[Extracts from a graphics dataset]
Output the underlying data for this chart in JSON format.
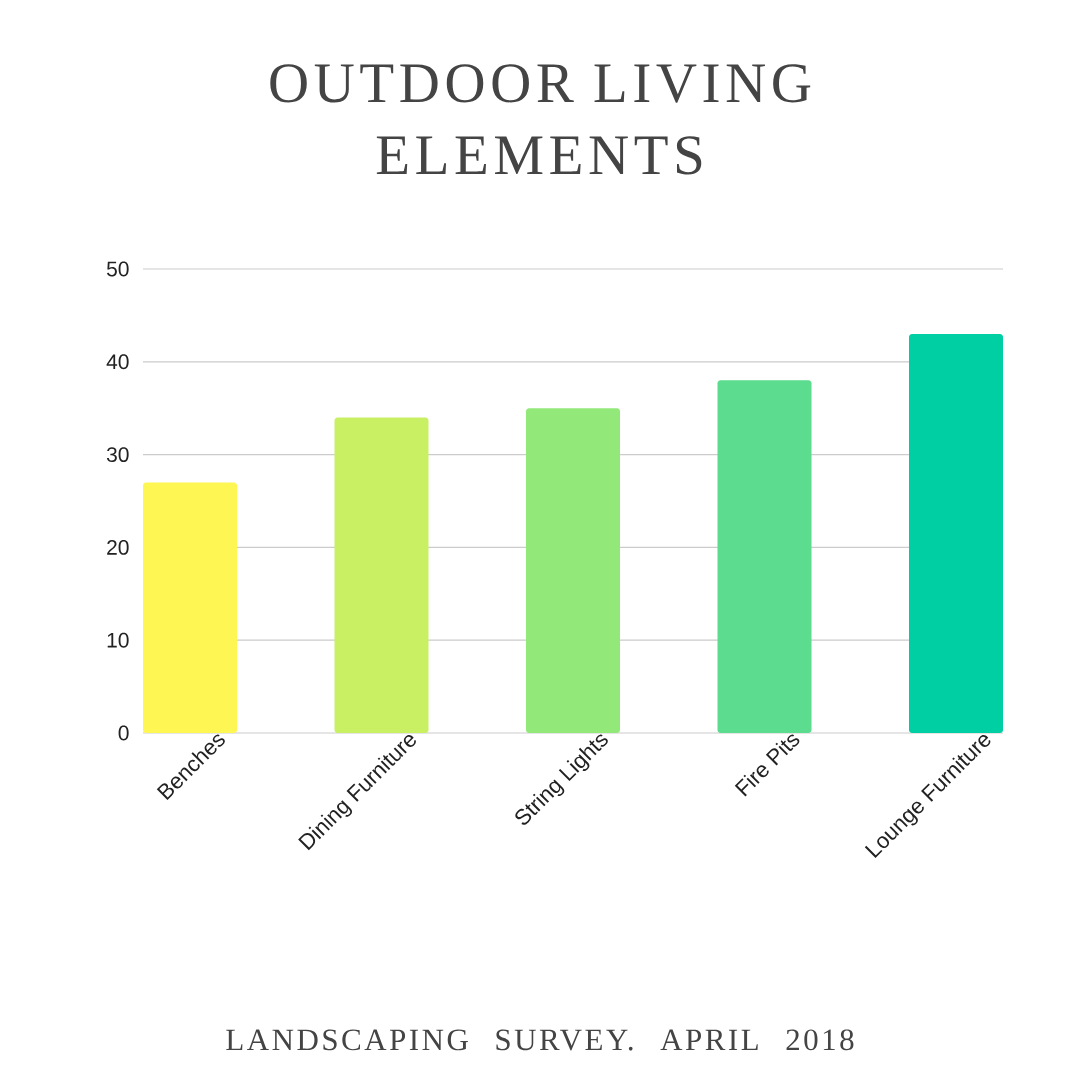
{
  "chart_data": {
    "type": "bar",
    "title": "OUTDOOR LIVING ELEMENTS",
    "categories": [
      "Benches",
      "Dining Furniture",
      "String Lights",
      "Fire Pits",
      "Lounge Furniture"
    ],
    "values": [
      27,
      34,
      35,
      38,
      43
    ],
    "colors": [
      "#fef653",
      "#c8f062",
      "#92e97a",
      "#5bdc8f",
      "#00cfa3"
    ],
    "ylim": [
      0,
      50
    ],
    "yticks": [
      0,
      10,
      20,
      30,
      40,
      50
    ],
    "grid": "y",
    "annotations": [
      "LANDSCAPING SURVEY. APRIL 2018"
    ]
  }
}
...
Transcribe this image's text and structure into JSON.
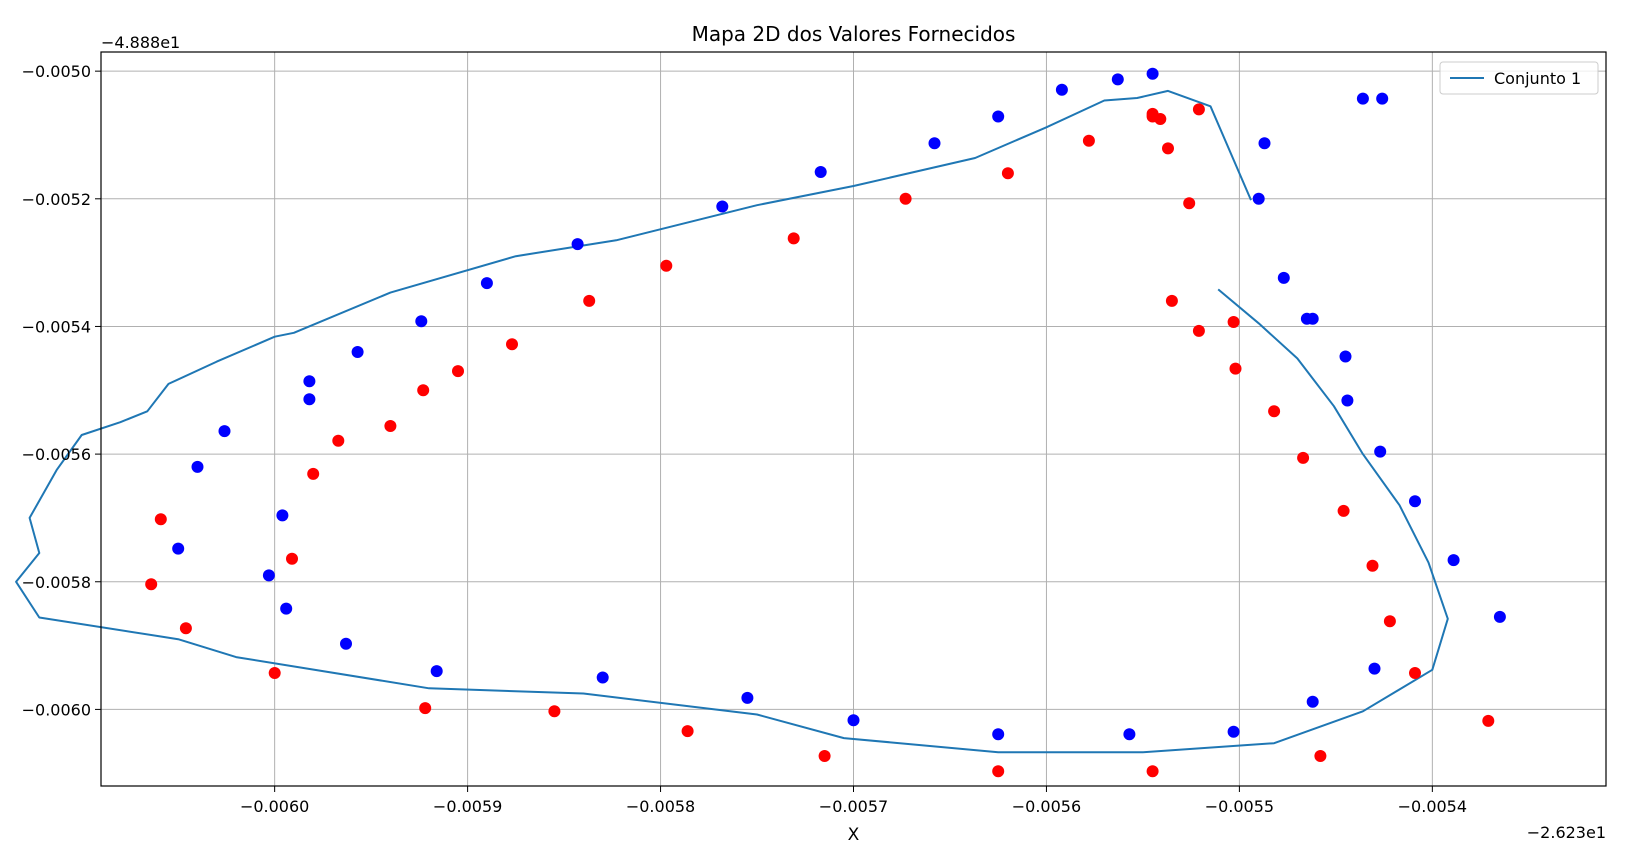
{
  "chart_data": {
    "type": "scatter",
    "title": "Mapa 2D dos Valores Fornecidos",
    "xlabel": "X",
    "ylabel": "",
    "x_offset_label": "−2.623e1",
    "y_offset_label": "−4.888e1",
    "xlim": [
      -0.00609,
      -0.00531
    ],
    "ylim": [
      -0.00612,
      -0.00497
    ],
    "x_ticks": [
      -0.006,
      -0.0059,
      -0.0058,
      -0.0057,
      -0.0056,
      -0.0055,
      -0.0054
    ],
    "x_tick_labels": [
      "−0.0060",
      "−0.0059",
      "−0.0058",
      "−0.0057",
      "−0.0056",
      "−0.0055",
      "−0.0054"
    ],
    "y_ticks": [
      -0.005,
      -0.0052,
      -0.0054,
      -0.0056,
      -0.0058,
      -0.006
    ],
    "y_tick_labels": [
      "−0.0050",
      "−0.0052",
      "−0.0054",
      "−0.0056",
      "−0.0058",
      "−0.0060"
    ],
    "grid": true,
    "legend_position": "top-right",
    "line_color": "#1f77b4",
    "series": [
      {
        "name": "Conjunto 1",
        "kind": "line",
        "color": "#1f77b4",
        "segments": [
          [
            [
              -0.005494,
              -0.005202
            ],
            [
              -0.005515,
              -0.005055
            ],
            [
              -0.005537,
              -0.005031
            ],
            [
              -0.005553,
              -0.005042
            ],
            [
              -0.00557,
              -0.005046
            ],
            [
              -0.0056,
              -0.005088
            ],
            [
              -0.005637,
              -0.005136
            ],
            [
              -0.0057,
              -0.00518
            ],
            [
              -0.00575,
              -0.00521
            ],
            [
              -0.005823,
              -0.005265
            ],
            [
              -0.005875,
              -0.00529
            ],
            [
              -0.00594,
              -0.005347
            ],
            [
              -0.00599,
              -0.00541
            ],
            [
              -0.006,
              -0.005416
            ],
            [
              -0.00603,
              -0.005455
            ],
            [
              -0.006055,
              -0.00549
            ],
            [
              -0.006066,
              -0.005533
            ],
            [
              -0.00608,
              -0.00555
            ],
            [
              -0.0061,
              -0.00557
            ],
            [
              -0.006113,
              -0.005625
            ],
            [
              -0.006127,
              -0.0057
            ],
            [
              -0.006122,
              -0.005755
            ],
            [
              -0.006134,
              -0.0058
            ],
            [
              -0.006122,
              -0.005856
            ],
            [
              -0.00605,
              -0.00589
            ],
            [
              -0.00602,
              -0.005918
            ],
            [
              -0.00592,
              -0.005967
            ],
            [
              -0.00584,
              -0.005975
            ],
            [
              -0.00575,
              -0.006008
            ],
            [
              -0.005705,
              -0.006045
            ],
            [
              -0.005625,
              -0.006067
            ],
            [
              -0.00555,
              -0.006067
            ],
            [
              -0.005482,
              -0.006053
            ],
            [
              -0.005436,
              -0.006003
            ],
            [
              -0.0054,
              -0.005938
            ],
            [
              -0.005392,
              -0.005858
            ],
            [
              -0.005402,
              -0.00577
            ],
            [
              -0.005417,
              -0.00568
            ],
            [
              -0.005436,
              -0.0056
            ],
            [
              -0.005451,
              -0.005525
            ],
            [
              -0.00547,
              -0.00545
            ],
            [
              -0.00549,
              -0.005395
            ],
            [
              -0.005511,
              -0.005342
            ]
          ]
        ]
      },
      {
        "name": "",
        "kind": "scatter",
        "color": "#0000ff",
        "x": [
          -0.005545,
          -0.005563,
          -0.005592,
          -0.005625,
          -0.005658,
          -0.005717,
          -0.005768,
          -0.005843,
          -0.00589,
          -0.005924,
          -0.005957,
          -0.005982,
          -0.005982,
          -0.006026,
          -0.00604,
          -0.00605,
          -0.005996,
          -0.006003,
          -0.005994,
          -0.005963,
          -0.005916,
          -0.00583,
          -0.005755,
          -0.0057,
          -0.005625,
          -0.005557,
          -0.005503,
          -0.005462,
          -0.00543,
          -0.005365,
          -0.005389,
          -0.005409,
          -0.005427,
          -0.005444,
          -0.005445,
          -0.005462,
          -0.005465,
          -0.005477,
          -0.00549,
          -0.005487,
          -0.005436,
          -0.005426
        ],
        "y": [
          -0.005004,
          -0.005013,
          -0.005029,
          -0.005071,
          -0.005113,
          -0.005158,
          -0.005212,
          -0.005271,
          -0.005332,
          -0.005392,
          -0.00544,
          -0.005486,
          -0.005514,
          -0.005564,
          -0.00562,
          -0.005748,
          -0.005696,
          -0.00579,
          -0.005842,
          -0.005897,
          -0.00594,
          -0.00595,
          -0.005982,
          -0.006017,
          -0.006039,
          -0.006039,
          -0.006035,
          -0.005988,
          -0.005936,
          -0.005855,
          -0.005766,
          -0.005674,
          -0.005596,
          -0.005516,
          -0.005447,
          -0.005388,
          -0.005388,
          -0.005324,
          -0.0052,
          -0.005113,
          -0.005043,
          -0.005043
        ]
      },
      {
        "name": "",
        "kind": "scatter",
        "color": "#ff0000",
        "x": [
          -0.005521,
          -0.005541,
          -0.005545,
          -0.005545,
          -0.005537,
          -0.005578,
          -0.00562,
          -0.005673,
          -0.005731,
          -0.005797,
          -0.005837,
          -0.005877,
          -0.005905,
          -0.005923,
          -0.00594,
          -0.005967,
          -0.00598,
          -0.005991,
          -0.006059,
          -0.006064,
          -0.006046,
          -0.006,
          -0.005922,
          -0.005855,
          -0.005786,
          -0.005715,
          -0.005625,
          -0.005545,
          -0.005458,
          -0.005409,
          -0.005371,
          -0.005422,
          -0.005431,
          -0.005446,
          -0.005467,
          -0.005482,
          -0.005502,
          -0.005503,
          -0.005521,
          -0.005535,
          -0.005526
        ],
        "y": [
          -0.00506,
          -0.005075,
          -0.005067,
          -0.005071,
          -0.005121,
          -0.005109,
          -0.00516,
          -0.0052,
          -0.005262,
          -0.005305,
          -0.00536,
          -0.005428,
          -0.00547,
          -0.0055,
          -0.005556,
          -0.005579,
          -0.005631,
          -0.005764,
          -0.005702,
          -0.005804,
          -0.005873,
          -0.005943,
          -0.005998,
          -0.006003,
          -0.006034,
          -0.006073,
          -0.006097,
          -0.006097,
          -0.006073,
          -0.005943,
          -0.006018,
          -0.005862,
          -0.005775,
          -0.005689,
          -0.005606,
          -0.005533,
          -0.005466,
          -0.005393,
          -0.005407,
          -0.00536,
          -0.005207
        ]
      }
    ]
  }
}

Problem requirements — List the lines of the material in which the word "title" occurs.

Result of the exercise —
    "title": "OUTDOOR LIVING ELEMENTS",
    "title": "Mapa 2D dos Valores Fornecidos",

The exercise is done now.